== STORED ROWS ==
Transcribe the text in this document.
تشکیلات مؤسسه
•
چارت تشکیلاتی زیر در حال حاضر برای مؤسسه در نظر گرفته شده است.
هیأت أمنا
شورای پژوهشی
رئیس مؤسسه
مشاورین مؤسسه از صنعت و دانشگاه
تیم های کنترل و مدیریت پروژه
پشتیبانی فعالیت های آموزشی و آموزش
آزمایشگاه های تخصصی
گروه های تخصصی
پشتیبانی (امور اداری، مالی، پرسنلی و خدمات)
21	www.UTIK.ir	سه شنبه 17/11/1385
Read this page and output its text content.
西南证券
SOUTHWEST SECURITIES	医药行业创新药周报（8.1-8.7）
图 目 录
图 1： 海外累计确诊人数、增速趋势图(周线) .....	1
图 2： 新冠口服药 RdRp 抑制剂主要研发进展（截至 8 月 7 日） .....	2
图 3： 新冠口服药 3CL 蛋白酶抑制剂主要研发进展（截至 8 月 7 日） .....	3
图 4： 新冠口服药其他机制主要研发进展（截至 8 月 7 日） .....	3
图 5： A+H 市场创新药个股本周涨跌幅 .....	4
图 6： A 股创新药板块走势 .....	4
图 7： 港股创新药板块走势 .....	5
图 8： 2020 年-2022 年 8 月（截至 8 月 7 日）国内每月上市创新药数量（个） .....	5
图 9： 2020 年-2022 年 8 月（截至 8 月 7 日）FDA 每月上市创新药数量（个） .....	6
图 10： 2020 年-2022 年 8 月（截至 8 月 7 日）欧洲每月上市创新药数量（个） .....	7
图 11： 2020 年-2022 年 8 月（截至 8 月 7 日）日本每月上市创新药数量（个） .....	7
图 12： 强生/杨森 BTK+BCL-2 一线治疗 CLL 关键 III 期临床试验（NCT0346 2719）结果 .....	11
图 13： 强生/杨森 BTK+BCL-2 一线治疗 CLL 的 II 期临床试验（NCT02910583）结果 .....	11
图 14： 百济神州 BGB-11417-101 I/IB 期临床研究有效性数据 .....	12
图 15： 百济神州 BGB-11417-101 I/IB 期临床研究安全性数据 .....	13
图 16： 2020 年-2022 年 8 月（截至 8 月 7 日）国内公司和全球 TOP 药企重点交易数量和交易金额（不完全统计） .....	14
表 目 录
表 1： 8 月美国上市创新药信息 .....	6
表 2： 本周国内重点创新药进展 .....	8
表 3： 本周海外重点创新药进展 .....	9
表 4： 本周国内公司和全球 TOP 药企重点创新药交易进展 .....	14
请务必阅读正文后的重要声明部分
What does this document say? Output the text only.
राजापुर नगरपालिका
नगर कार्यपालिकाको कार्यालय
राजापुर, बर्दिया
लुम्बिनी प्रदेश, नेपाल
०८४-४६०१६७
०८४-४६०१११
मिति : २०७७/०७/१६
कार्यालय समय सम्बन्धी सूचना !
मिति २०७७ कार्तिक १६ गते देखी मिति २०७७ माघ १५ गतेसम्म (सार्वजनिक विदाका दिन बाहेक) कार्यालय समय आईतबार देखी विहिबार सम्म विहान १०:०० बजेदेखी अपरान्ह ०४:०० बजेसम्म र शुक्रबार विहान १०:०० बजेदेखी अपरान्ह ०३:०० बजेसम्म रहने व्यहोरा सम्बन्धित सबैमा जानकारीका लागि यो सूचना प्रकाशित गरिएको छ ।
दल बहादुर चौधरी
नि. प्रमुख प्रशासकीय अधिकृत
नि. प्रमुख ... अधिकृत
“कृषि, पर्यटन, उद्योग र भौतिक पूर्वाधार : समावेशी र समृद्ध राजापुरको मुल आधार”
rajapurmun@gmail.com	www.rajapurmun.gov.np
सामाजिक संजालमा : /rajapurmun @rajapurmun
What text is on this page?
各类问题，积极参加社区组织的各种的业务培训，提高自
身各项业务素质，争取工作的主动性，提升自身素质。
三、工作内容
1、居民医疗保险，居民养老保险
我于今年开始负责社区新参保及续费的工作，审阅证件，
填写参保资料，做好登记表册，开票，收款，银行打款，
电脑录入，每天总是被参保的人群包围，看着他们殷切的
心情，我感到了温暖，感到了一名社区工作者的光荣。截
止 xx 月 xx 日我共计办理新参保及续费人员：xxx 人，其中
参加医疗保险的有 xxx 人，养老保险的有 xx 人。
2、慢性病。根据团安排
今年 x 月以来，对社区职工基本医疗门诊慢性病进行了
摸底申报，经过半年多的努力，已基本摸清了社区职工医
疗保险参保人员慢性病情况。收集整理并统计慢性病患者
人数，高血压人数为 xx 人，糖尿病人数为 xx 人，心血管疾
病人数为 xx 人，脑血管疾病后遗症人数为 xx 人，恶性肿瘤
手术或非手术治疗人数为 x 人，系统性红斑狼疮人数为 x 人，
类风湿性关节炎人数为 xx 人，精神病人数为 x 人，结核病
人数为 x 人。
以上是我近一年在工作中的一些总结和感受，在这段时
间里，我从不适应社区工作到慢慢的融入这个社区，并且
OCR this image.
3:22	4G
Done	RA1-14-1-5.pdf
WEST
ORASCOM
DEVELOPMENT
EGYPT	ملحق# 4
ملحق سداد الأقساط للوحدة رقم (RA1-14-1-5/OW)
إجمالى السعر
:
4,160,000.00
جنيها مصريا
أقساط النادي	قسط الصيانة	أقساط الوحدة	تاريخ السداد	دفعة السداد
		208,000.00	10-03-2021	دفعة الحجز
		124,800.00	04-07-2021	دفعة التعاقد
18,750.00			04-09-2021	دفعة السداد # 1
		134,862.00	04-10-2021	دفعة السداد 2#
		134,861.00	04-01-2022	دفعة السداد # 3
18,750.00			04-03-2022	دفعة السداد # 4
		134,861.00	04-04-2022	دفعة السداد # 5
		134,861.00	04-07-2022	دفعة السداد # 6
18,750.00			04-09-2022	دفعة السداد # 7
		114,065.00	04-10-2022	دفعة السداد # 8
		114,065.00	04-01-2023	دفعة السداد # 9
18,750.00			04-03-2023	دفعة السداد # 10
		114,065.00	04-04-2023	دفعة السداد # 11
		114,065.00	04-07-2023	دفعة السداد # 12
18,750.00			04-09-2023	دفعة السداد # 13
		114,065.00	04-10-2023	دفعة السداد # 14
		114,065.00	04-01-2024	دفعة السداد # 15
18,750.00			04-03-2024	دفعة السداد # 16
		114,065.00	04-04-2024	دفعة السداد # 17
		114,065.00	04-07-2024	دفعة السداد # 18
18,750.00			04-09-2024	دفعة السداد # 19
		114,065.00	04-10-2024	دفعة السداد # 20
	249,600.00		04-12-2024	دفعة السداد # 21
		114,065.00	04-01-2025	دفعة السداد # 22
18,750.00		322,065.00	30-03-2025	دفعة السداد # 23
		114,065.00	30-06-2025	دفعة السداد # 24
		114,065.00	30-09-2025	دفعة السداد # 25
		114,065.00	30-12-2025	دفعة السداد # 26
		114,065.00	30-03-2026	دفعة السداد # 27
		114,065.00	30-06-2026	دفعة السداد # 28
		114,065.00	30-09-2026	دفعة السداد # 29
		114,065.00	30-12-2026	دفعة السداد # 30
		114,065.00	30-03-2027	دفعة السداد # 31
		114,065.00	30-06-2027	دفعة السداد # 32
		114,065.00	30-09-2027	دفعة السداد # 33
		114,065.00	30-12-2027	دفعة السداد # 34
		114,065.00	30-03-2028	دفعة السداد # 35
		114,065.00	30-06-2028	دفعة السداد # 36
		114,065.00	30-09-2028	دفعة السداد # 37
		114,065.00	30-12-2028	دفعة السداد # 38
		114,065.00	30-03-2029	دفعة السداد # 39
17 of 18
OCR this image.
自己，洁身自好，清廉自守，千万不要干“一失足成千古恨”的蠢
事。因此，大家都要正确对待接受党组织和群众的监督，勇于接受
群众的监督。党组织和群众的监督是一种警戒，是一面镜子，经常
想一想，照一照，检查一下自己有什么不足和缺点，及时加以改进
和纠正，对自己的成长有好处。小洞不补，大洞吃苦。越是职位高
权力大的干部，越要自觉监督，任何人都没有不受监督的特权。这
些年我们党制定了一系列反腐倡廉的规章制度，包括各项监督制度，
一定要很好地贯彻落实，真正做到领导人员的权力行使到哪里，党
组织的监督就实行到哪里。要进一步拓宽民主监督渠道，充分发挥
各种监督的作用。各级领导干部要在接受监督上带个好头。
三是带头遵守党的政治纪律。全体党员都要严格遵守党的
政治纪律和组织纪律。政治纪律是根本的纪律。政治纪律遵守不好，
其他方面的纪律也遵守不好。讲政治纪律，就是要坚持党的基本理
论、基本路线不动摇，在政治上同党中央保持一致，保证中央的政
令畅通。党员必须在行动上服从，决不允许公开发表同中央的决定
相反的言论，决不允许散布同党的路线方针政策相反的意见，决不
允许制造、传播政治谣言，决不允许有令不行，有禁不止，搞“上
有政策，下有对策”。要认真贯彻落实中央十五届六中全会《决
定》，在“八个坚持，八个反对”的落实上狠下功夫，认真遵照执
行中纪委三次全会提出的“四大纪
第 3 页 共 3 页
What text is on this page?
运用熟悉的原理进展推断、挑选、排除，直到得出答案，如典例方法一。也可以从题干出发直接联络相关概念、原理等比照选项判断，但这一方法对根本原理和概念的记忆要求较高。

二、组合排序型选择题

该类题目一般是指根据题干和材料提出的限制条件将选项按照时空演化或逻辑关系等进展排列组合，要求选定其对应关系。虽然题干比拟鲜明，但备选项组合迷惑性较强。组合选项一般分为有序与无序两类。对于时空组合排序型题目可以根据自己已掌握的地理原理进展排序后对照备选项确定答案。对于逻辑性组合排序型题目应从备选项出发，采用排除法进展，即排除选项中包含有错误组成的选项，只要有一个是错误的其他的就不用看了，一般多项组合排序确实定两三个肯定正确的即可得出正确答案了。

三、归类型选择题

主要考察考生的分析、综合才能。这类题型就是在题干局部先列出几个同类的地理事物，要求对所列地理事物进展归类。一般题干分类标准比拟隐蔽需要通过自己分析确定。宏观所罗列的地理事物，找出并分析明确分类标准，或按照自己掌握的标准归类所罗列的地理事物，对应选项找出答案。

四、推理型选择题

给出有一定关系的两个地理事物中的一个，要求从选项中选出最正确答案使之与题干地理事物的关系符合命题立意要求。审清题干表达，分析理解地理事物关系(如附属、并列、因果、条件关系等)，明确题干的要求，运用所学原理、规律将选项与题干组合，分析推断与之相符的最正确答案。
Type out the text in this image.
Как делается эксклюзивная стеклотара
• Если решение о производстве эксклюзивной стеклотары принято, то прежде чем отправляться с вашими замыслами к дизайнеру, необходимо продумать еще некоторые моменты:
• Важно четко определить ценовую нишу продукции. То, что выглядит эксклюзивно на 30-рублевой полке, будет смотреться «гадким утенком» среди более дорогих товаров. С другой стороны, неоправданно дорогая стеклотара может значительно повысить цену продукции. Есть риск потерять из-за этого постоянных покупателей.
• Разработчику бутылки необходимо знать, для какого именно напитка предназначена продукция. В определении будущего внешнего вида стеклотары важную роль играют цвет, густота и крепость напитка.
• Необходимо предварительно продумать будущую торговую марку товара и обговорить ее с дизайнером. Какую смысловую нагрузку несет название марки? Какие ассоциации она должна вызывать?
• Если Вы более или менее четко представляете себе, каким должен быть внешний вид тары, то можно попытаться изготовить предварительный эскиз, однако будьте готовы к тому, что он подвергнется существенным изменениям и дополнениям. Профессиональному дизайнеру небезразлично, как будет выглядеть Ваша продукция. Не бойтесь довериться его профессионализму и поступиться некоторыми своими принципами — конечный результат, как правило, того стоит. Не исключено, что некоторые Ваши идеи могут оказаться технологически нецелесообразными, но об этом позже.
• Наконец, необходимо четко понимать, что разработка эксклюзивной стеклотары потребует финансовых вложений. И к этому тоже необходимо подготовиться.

== AIM ==
Look through the entries above and list every line containing "продумать".

== CORRECT RESPONSE ==
• Если решение о производстве эксклюзивной стеклотары принято, то прежде чем отправляться с вашими замыслами к дизайнеру, необходимо продумать еще некоторые моменты:
• Необходимо предварительно продумать будущую торговую марку товара и обговорить ее с дизайнером. Какую смысловую нагрузку несет название марки? Какие ассоциации она должна вызывать?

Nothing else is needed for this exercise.